## Start Input

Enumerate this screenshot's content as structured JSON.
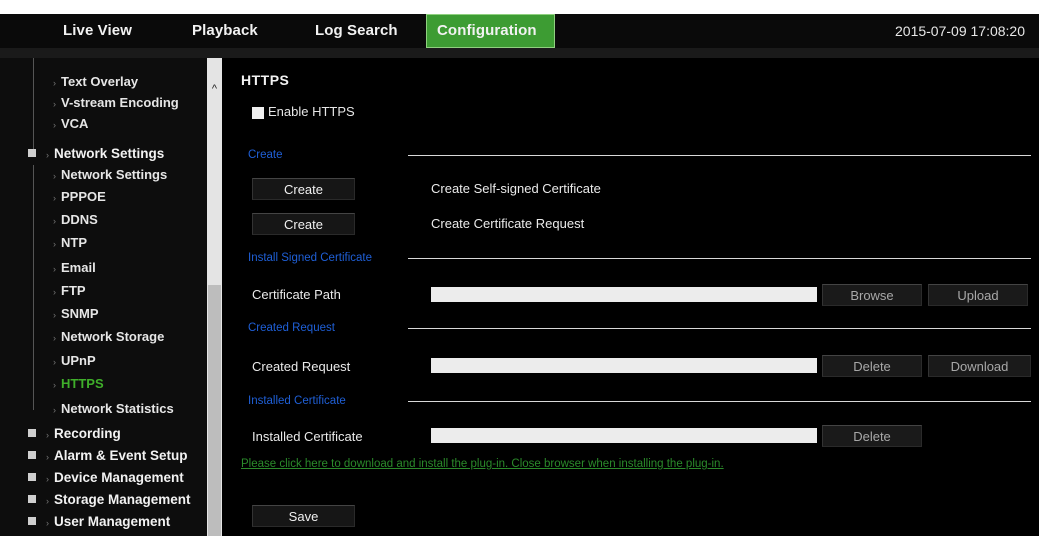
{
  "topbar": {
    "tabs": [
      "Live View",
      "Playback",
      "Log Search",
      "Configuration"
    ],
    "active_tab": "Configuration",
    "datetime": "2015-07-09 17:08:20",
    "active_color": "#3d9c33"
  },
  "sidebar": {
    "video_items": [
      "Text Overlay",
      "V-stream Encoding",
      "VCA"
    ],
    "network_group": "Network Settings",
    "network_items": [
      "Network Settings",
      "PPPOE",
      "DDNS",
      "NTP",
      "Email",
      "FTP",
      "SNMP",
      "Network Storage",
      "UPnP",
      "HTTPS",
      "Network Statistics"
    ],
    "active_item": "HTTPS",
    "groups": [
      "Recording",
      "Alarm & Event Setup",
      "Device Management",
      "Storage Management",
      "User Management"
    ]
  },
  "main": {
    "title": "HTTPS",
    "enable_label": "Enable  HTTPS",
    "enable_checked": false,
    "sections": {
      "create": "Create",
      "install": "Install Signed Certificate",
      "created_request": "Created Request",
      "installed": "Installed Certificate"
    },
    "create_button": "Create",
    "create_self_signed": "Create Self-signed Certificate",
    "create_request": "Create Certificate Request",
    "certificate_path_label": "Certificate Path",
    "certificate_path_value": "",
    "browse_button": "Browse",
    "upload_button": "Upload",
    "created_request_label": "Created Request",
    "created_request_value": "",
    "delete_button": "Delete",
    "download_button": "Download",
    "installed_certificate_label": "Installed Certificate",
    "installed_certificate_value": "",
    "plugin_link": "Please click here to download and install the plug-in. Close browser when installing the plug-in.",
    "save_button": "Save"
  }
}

## End Input

- _What is being asked_: The word "Configuration" may appear on some lines of these records; state how many such lines there are, and nothing else.

- _Full response_: 2